Given text
......

In Propaganda: The Formation of Men's Attitudes, Jacques Ellul discusses psychological warfare as a common peace policy practice between nations as a form of indirect aggression in place of military aggression. This type of propaganda drains the public opinion of an opposing regime by stripping away its power on public opinion. This form of aggression is hard to defend against because no international court of justice is capable of protecting against psychological aggression since it cannot be legally adjudicated. The only defense is using the same means of psychological warfare. It is the burden of every government to defend its state against propaganda aggression. "Here the propagandists is [sic] dealing with a foreign adversary whose morale he seeks to destroy by psychological means so that the opponent begins to doubt the validity of his beliefs and actions."
Since prehistoric times, warlords and chiefs have recognised the importance of inducing psychological terror in opponents and currying favour with supporters. An early practitioner of such tactics was Alexander the Great, who successfully conquered large parts of Europe and the Middle East and held on to his territorial gains by co-opting local elites into the Greek administration and culture. Alexander left some of his men behind in each conquered city to introduce Greek culture and oppress dissident views. His soldiers were often paid to marry non-Greek women in an effort to encourage assimilation.

......

Record extracts
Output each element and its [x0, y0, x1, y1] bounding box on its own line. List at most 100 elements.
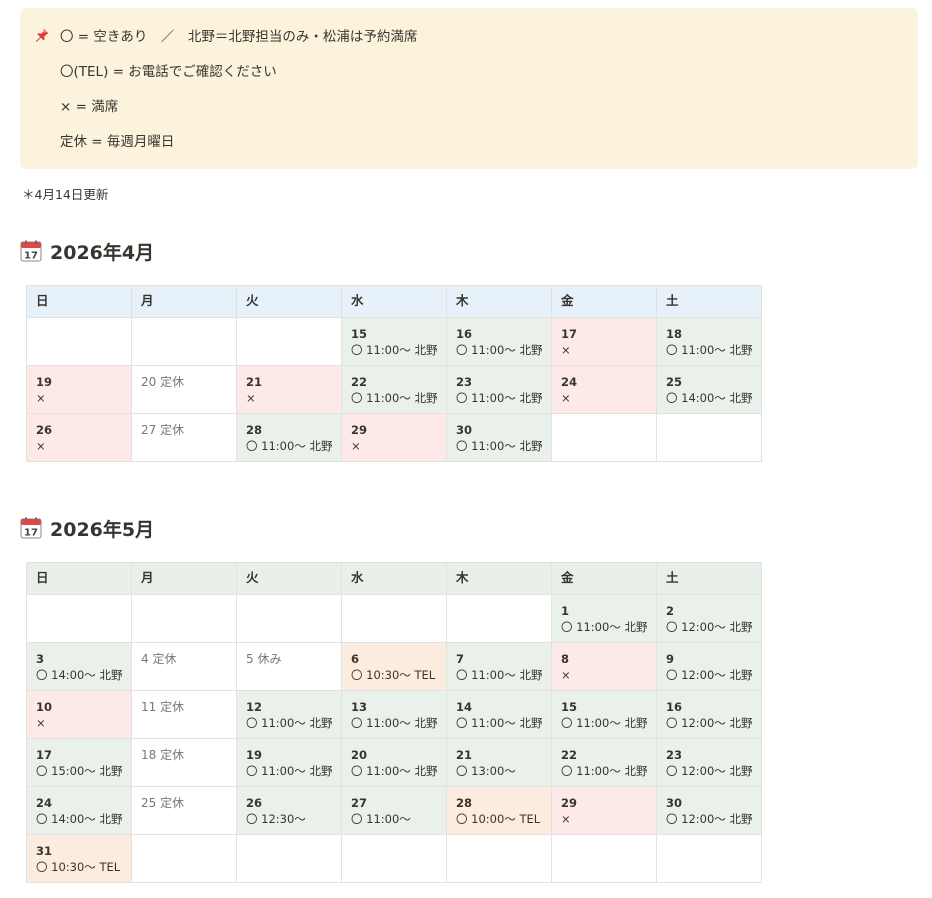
- april-title: 2026年4月: [50, 241, 155, 264]
- calendar-day-cell: [131, 317, 237, 366]
- calendar-day-cell: 15 〇 11:00〜 北野: [341, 317, 447, 366]
- day-number: 30: [666, 796, 683, 810]
- calendar-day-cell: [26, 317, 132, 366]
- weekday-header: 土: [656, 285, 762, 318]
- day-number: 16: [456, 327, 473, 341]
- calendar-day-cell: 20 〇 11:00〜 北野: [341, 738, 447, 787]
- day-number: 21: [246, 375, 263, 389]
- day-number: 29: [351, 423, 368, 437]
- calendar-day-cell: 17 ×: [551, 317, 657, 366]
- calendar-day-cell: 3 〇 14:00〜 北野: [26, 642, 132, 691]
- day-number: 2: [666, 604, 675, 618]
- calendar-day-cell: 6 〇 10:30〜 TEL: [341, 642, 447, 691]
- legend-line-available: 〇 = 空きあり ／ 北野＝北野担当のみ・松浦は予約満席: [60, 29, 418, 45]
- calendar-day-cell: 23 〇 11:00〜 北野: [446, 365, 552, 414]
- day-number: 29: [561, 796, 578, 810]
- calendar-day-cell: 5 休み: [236, 642, 342, 691]
- day-number: 3: [36, 652, 45, 666]
- calendar-day-cell: 27 〇 11:00〜: [341, 786, 447, 835]
- day-status: 〇 11:00〜 北野: [246, 764, 333, 778]
- calendar-day-cell: 13 〇 11:00〜 北野: [341, 690, 447, 739]
- day-status: 〇 12:00〜 北野: [666, 812, 753, 826]
- day-number: 27: [351, 796, 368, 810]
- day-number: 6: [351, 652, 360, 666]
- calendar-day-cell: 23 〇 12:00〜 北野: [656, 738, 762, 787]
- day-status: ×: [36, 391, 46, 405]
- day-status: ×: [561, 668, 571, 682]
- calendar-icon: 17: [20, 240, 42, 262]
- day-status: ×: [561, 343, 571, 357]
- weekday-header: 火: [236, 562, 342, 595]
- calendar-day-cell: 1 〇 11:00〜 北野: [551, 594, 657, 643]
- weekday-header: 水: [341, 562, 447, 595]
- calendar-week-row: 31 〇 10:30〜 TEL: [26, 834, 762, 883]
- day-number: 17: [561, 327, 578, 341]
- calendar-week-row: 3 〇 14:00〜 北野 4 定休 5 休み 6 〇 10:30〜 TEL 7 〇 11:0…: [26, 642, 762, 691]
- calendar-day-cell: 4 定休: [131, 642, 237, 691]
- calendar-day-cell: 26 〇 12:30〜: [236, 786, 342, 835]
- day-number: 23: [456, 375, 473, 389]
- legend-line-closed: 定休 = 毎週月曜日: [60, 134, 175, 150]
- day-status: ×: [246, 391, 256, 405]
- day-status: 〇 11:00〜 北野: [351, 391, 438, 405]
- day-number: 16: [666, 700, 683, 714]
- calendar-day-cell: 18 〇 11:00〜 北野: [656, 317, 762, 366]
- day-status: 〇 10:30〜 TEL: [36, 860, 121, 874]
- calendar-day-cell: 7 〇 11:00〜 北野: [446, 642, 552, 691]
- day-status: 〇 12:00〜 北野: [666, 764, 753, 778]
- calendar-week-row: 10 × 11 定休 12 〇 11:00〜 北野 13 〇 11:00〜 北野 14 〇 11…: [26, 690, 762, 739]
- calendar-icon: 17: [20, 517, 42, 539]
- calendar-day-cell: 14 〇 11:00〜 北野: [446, 690, 552, 739]
- day-status: 〇 11:00〜 北野: [456, 668, 543, 682]
- calendar-week-row: 15 〇 11:00〜 北野 16 〇 11:00〜 北野 17 × 18 〇 11:00〜 …: [26, 317, 762, 366]
- day-status: 〇 12:00〜 北野: [666, 668, 753, 682]
- day-status: 〇 11:00〜 北野: [351, 764, 438, 778]
- weekday-header: 木: [446, 562, 552, 595]
- day-number: 12: [246, 700, 263, 714]
- update-note: ＊4月14日更新: [22, 187, 109, 202]
- day-number: 18: [666, 327, 683, 341]
- day-status: 〇 11:00〜 北野: [456, 343, 543, 357]
- calendar-day-cell: 28 〇 10:00〜 TEL: [446, 786, 552, 835]
- weekday-header: 日: [26, 562, 132, 595]
- day-status: ×: [561, 812, 571, 826]
- calendar-day-cell: 15 〇 11:00〜 北野: [551, 690, 657, 739]
- day-number: 22: [351, 375, 368, 389]
- calendar-week-row: 26 × 27 定休 28 〇 11:00〜 北野 29 × 30 〇 11:00〜 北野: [26, 413, 762, 462]
- weekday-header: 日: [26, 285, 132, 318]
- day-number: 14: [456, 700, 473, 714]
- calendar-day-cell: 21 ×: [236, 365, 342, 414]
- calendar-day-cell: 9 〇 12:00〜 北野: [656, 642, 762, 691]
- calendar-day-cell: 29 ×: [551, 786, 657, 835]
- day-number: 15: [351, 327, 368, 341]
- calendar-day-cell: [446, 834, 552, 883]
- calendar-day-cell: [656, 413, 762, 462]
- calendar-day-cell: [236, 594, 342, 643]
- april-calendar-table: 日月火水木金土 15 〇 11:00〜 北野 16 〇 11:00〜 北野 17 × 18 〇…: [26, 285, 762, 462]
- day-number: 26: [246, 796, 263, 810]
- day-number: 24: [561, 375, 578, 389]
- day-number: 31: [36, 844, 53, 858]
- day-number: 25: [666, 375, 683, 389]
- calendar-day-cell: 21 〇 13:00〜: [446, 738, 552, 787]
- calendar-week-row: 19 × 20 定休 21 × 22 〇 11:00〜 北野 23 〇 11:00〜 北野 24 ×…: [26, 365, 762, 414]
- calendar-day-cell: [131, 834, 237, 883]
- day-number: 1: [561, 604, 570, 618]
- day-status: 〇 11:00〜 北野: [666, 343, 753, 357]
- calendar-day-cell: 30 〇 11:00〜 北野: [446, 413, 552, 462]
- calendar-day-cell: [26, 594, 132, 643]
- day-status: 〇 11:00〜 北野: [456, 439, 543, 453]
- day-number: 23: [666, 748, 683, 762]
- day-number: 9: [666, 652, 675, 666]
- day-number: 10: [36, 700, 53, 714]
- april-heading: 17 2026年4月: [20, 238, 154, 264]
- calendar-week-row: 17 〇 15:00〜 北野 18 定休 19 〇 11:00〜 北野 20 〇 11:00…: [26, 738, 762, 787]
- day-number: 13: [351, 700, 368, 714]
- day-number: 28: [246, 423, 263, 437]
- day-number: 19: [36, 375, 53, 389]
- day-number: 30: [456, 423, 473, 437]
- day-number: 20 定休: [141, 375, 185, 389]
- day-number: 25 定休: [141, 796, 185, 810]
- weekday-header: 金: [551, 562, 657, 595]
- calendar-day-cell: 17 〇 15:00〜 北野: [26, 738, 132, 787]
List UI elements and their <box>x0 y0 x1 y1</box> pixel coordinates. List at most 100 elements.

......

List of tasks
A) According to the passage on psychological warfare, what is the only defense against psychological aggression?
B) Decide whether each statement agrees with the passage on psychological warfare, and support each verdict with the deciding words of the passage:
(i) An international court of justice can protect a state against psychological aggression.
(ii) Alexander the Great kept local elites out of the Greek administration.
(iii) Alexander's soldiers were often paid to marry non-Greek women.
C) Proceed with the passage on psychological warfare, starting after its last sentence.

Answers for the exercise
A) The only defense is using the same means of psychological warfare.

B)
(i) No: "no international court of justice is capable of protecting against psychological aggression since it cannot be legally adjudicated"
(ii) No: "co-opting local elites into the Greek administration and culture"
(iii) Yes: "His soldiers were often paid to marry non-Greek women in an effort to encourage assimilation."

C)
Another warlord, notorious for his use of provoking mass terror among his enemies, was Genghis Khan, leader of the Mongolian Empire in the 13th century AD. Defeating the will of the enemy was the top priority, and before attacking a settlement, the Mongol generals demanded submission to the Khan, and threatened the initial villages with complete destruction if they refused to surrender. After winning the battle, the Mongol generals fulfilled their threats and massacred the survivors. Tales of the encroaching horde spread to the next villages and created an aura of insecurity that undermined the possibility of future resistance.
The Khan also employed tactics that made his numbers seem greater than they actually were. During night operations he ordered each soldier to light three torches at dusk to give the illusion of an overwhelming army and deceive and intimidate enemy scouts. He also sometimes had objects tied to the tails of his horses, so that riding on open and dry fields raised a cloud of dust that gave the enemy the impression of great numbers. His soldiers used arrows specially notched to whistle as they flew through the air, creating a terrifying noise.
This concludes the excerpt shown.